- Exercise details -
Write out, precisely and in full, each line of the material.

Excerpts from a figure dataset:
■ ■ ■ ■ ■ ■ ■

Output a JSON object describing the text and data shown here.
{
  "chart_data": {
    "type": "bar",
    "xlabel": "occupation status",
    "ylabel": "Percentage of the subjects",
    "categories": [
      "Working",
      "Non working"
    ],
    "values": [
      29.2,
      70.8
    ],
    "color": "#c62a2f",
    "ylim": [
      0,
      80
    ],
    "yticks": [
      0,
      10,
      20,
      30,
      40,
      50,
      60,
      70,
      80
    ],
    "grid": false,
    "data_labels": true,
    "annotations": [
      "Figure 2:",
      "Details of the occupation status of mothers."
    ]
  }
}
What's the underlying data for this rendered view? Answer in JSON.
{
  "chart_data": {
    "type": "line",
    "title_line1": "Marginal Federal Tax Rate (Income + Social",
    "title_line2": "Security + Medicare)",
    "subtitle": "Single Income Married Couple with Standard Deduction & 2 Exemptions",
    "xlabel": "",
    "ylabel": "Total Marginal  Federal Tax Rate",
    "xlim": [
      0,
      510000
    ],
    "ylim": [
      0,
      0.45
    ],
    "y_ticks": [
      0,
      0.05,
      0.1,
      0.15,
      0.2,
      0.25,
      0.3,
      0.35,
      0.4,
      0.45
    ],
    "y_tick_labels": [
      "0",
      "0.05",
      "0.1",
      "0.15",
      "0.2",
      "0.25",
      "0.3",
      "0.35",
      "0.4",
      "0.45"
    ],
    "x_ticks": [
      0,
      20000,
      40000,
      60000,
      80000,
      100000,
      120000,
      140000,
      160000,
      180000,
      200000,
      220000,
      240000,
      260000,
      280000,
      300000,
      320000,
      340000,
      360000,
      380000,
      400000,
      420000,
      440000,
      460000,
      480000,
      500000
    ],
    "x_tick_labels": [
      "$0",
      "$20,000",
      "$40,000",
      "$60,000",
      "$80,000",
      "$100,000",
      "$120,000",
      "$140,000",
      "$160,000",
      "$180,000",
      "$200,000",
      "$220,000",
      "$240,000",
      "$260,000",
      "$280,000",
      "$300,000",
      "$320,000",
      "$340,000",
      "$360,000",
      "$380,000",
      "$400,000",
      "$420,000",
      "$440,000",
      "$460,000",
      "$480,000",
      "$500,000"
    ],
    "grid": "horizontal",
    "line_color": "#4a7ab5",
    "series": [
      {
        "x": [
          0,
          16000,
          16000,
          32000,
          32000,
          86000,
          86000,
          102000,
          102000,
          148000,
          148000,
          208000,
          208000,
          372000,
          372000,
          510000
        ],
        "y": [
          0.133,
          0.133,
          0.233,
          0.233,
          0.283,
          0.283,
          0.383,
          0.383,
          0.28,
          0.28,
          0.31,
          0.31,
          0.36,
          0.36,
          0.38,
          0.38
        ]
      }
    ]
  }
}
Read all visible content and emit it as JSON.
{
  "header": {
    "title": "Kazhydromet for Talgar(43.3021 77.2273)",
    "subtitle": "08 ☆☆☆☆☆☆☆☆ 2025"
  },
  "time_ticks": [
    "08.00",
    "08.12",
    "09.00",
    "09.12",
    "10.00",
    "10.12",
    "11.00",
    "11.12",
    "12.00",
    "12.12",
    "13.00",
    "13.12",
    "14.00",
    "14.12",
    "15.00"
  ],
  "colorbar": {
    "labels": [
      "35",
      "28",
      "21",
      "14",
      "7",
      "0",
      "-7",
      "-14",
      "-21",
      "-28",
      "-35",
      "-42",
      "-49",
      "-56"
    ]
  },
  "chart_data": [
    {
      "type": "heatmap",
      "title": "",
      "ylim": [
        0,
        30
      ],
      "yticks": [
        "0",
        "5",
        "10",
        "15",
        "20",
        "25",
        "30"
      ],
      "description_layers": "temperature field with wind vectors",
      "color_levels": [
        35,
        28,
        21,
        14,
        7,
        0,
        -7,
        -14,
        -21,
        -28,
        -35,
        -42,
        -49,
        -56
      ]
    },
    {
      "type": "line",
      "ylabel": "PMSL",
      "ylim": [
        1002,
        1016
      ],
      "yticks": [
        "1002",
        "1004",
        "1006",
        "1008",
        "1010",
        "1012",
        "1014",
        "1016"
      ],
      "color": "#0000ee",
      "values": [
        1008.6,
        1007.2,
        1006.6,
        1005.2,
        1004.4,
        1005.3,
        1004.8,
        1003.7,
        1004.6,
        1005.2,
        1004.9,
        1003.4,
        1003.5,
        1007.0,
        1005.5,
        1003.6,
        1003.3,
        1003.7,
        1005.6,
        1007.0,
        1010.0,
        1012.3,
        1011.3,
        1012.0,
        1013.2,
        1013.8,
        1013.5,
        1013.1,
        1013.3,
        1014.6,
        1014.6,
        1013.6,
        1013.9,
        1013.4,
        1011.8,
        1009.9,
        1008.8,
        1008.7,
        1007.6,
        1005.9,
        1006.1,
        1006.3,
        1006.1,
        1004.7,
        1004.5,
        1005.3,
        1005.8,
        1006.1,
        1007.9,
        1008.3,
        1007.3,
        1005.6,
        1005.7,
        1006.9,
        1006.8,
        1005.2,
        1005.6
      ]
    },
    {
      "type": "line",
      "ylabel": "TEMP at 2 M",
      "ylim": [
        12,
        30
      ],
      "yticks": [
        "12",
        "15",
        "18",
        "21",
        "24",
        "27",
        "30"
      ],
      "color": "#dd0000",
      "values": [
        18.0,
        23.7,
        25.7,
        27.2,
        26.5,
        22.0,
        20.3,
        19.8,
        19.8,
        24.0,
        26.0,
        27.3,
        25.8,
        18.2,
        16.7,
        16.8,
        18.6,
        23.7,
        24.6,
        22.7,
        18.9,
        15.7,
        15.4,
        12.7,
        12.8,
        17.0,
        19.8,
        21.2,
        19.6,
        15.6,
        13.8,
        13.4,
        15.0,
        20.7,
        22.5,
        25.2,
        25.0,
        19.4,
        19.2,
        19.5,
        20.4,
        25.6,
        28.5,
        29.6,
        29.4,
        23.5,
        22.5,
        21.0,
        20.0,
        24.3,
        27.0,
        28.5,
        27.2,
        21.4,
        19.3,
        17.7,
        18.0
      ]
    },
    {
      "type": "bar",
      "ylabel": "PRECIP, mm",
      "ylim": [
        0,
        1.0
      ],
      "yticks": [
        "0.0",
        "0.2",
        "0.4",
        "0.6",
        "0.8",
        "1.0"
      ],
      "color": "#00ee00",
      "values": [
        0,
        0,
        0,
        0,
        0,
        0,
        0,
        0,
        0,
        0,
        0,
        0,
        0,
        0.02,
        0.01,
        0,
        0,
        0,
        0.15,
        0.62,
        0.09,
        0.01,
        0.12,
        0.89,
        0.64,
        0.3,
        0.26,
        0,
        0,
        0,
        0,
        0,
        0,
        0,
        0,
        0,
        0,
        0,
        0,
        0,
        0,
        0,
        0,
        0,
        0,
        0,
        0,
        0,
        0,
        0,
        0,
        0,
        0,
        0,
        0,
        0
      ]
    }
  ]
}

■ ■ ■ ■ ■ ■ ■

- Result of the task -
Output a JSON object describing the text and data shown here.
{
  "chart_data": {
    "type": "bar",
    "xlabel": "occupation status",
    "ylabel": "Percentage of the subjects",
    "categories": [
      "Working",
      "Non working"
    ],
    "values": [
      29.2,
      70.8
    ],
    "color": "#c62a2f",
    "ylim": [
      0,
      80
    ],
    "yticks": [
      0,
      10,
      20,
      30,
      40,
      50,
      60,
      70,
      80
    ],
    "grid": false,
    "data_labels": true,
    "annotations": [
      "Figure 2:",
      "Details of the occupation status of mothers."
    ]
  }
}
What's the underlying data for this rendered view? Answer in JSON.
{
  "chart_data": {
    "type": "line",
    "title_line1": "Marginal Federal Tax Rate (Income + Social",
    "title_line2": "Security + Medicare)",
    "subtitle": "Single Income Married Couple with Standard Deduction & 2 Exemptions",
    "xlabel": "",
    "ylabel": "Total Marginal  Federal Tax Rate",
    "xlim": [
      0,
      510000
    ],
    "ylim": [
      0,
      0.45
    ],
    "y_ticks": [
      0,
      0.05,
      0.1,
      0.15,
      0.2,
      0.25,
      0.3,
      0.35,
      0.4,
      0.45
    ],
    "y_tick_labels": [
      "0",
      "0.05",
      "0.1",
      "0.15",
      "0.2",
      "0.25",
      "0.3",
      "0.35",
      "0.4",
      "0.45"
    ],
    "x_ticks": [
      0,
      20000,
      40000,
      60000,
      80000,
      100000,
      120000,
      140000,
      160000,
      180000,
      200000,
      220000,
      240000,
      260000,
      280000,
      300000,
      320000,
      340000,
      360000,
      380000,
      400000,
      420000,
      440000,
      460000,
      480000,
      500000
    ],
    "x_tick_labels": [
      "$0",
      "$20,000",
      "$40,000",
      "$60,000",
      "$80,000",
      "$100,000",
      "$120,000",
      "$140,000",
      "$160,000",
      "$180,000",
      "$200,000",
      "$220,000",
      "$240,000",
      "$260,000",
      "$280,000",
      "$300,000",
      "$320,000",
      "$340,000",
      "$360,000",
      "$380,000",
      "$400,000",
      "$420,000",
      "$440,000",
      "$460,000",
      "$480,000",
      "$500,000"
    ],
    "grid": "horizontal",
    "line_color": "#4a7ab5",
    "series": [
      {
        "x": [
          0,
          16000,
          16000,
          32000,
          32000,
          86000,
          86000,
          102000,
          102000,
          148000,
          148000,
          208000,
          208000,
          372000,
          372000,
          510000
        ],
        "y": [
          0.133,
          0.133,
          0.233,
          0.233,
          0.283,
          0.283,
          0.383,
          0.383,
          0.28,
          0.28,
          0.31,
          0.31,
          0.36,
          0.36,
          0.38,
          0.38
        ]
      }
    ]
  }
}
Read all visible content and emit it as JSON.
{
  "header": {
    "title": "Kazhydromet for Talgar(43.3021 77.2273)",
    "subtitle": "08 ☆☆☆☆☆☆☆☆ 2025"
  },
  "time_ticks": [
    "08.00",
    "08.12",
    "09.00",
    "09.12",
    "10.00",
    "10.12",
    "11.00",
    "11.12",
    "12.00",
    "12.12",
    "13.00",
    "13.12",
    "14.00",
    "14.12",
    "15.00"
  ],
  "colorbar": {
    "labels": [
      "35",
      "28",
      "21",
      "14",
      "7",
      "0",
      "-7",
      "-14",
      "-21",
      "-28",
      "-35",
      "-42",
      "-49",
      "-56"
    ]
  },
  "chart_data": [
    {
      "type": "heatmap",
      "title": "",
      "ylim": [
        0,
        30
      ],
      "yticks": [
        "0",
        "5",
        "10",
        "15",
        "20",
        "25",
        "30"
      ],
      "description_layers": "temperature field with wind vectors",
      "color_levels": [
        35,
        28,
        21,
        14,
        7,
        0,
        -7,
        -14,
        -21,
        -28,
        -35,
        -42,
        -49,
        -56
      ]
    },
    {
      "type": "line",
      "ylabel": "PMSL",
      "ylim": [
        1002,
        1016
      ],
      "yticks": [
        "1002",
        "1004",
        "1006",
        "1008",
        "1010",
        "1012",
        "1014",
        "1016"
      ],
      "color": "#0000ee",
      "values": [
        1008.6,
        1007.2,
        1006.6,
        1005.2,
        1004.4,
        1005.3,
        1004.8,
        1003.7,
        1004.6,
        1005.2,
        1004.9,
        1003.4,
        1003.5,
        1007.0,
        1005.5,
        1003.6,
        1003.3,
        1003.7,
        1005.6,
        1007.0,
        1010.0,
        1012.3,
        1011.3,
        1012.0,
        1013.2,
        1013.8,
        1013.5,
        1013.1,
        1013.3,
        1014.6,
        1014.6,
        1013.6,
        1013.9,
        1013.4,
        1011.8,
        1009.9,
        1008.8,
        1008.7,
        1007.6,
        1005.9,
        1006.1,
        1006.3,
        1006.1,
        1004.7,
        1004.5,
        1005.3,
        1005.8,
        1006.1,
        1007.9,
        1008.3,
        1007.3,
        1005.6,
        1005.7,
        1006.9,
        1006.8,
        1005.2,
        1005.6
      ]
    },
    {
      "type": "line",
      "ylabel": "TEMP at 2 M",
      "ylim": [
        12,
        30
      ],
      "yticks": [
        "12",
        "15",
        "18",
        "21",
        "24",
        "27",
        "30"
      ],
      "color": "#dd0000",
      "values": [
        18.0,
        23.7,
        25.7,
        27.2,
        26.5,
        22.0,
        20.3,
        19.8,
        19.8,
        24.0,
        26.0,
        27.3,
        25.8,
        18.2,
        16.7,
        16.8,
        18.6,
        23.7,
        24.6,
        22.7,
        18.9,
        15.7,
        15.4,
        12.7,
        12.8,
        17.0,
        19.8,
        21.2,
        19.6,
        15.6,
        13.8,
        13.4,
        15.0,
        20.7,
        22.5,
        25.2,
        25.0,
        19.4,
        19.2,
        19.5,
        20.4,
        25.6,
        28.5,
        29.6,
        29.4,
        23.5,
        22.5,
        21.0,
        20.0,
        24.3,
        27.0,
        28.5,
        27.2,
        21.4,
        19.3,
        17.7,
        18.0
      ]
    },
    {
      "type": "bar",
      "ylabel": "PRECIP, mm",
      "ylim": [
        0,
        1.0
      ],
      "yticks": [
        "0.0",
        "0.2",
        "0.4",
        "0.6",
        "0.8",
        "1.0"
      ],
      "color": "#00ee00",
      "values": [
        0,
        0,
        0,
        0,
        0,
        0,
        0,
        0,
        0,
        0,
        0,
        0,
        0,
        0.02,
        0.01,
        0,
        0,
        0,
        0.15,
        0.62,
        0.09,
        0.01,
        0.12,
        0.89,
        0.64,
        0.3,
        0.26,
        0,
        0,
        0,
        0,
        0,
        0,
        0,
        0,
        0,
        0,
        0,
        0,
        0,
        0,
        0,
        0,
        0,
        0,
        0,
        0,
        0,
        0,
        0,
        0,
        0,
        0,
        0,
        0,
        0
      ]
    }
  ]
}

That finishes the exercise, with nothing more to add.